Stored entries:
-=-=-=-=-
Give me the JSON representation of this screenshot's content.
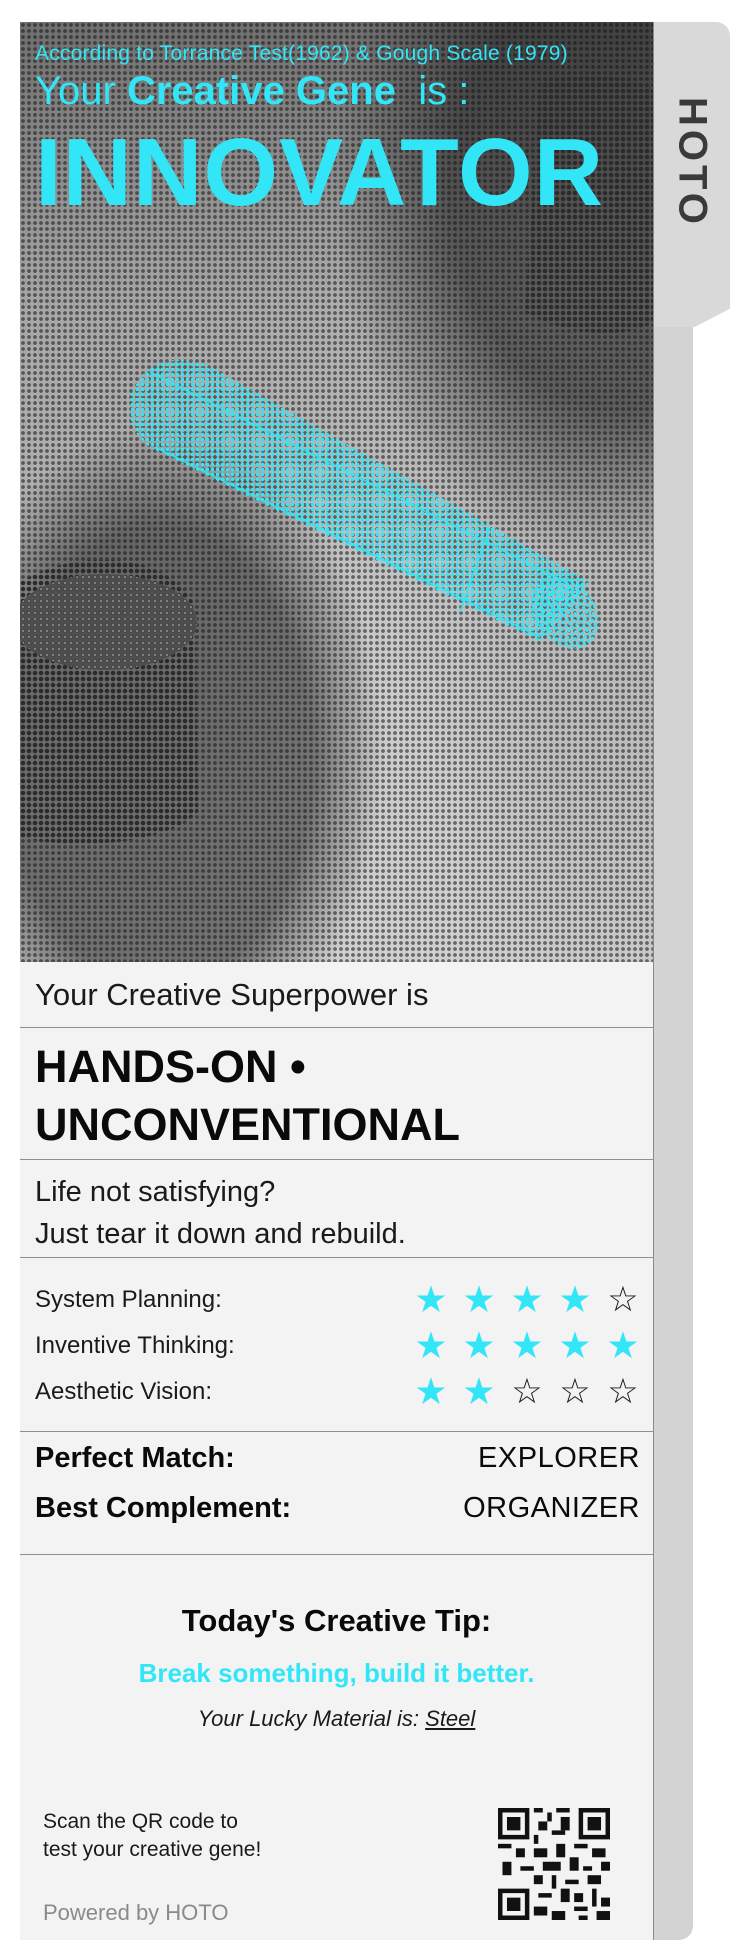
{
  "side_tab": {
    "brand": "HOTO"
  },
  "hero": {
    "subtitle": "According to Torrance Test(1962) & Gough Scale (1979)",
    "line_prefix": "Your ",
    "line_bold": "Creative Gene",
    "line_suffix": "  is :",
    "gene_type": "INNOVATOR"
  },
  "superpower": {
    "label": "Your Creative Superpower is",
    "value": "HANDS-ON • UNCONVENTIONAL"
  },
  "tagline": {
    "line1": "Life not satisfying?",
    "line2": "Just tear it down and rebuild."
  },
  "ratings": [
    {
      "label": "System Planning:",
      "stars": 4,
      "max": 5
    },
    {
      "label": "Inventive Thinking:",
      "stars": 5,
      "max": 5
    },
    {
      "label": "Aesthetic Vision:",
      "stars": 2,
      "max": 5
    }
  ],
  "matches": {
    "perfect_label": "Perfect Match:",
    "perfect_value": "EXPLORER",
    "complement_label": "Best Complement:",
    "complement_value": "ORGANIZER"
  },
  "tip": {
    "title": "Today's Creative Tip:",
    "body": "Break something, build it better.",
    "lucky_prefix": "Your Lucky Material is: ",
    "lucky_material": "Steel"
  },
  "footer": {
    "scan_line1": "Scan the QR code to",
    "scan_line2": "test your creative gene!",
    "powered_by": "Powered by HOTO"
  },
  "colors": {
    "accent": "#32e6f7",
    "text": "#0a0a0a",
    "card_bg": "#f3f3f3",
    "tab_bg": "#d9d9d9",
    "muted": "#8a8a8a"
  },
  "icons": {
    "rating_on": "star-filled-icon",
    "rating_off": "star-outline-icon",
    "qr": "qr-code-icon"
  }
}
-=-=-=-=-
Tally up the lines holding the string "HOTO" in this listing, and report the total alone.

2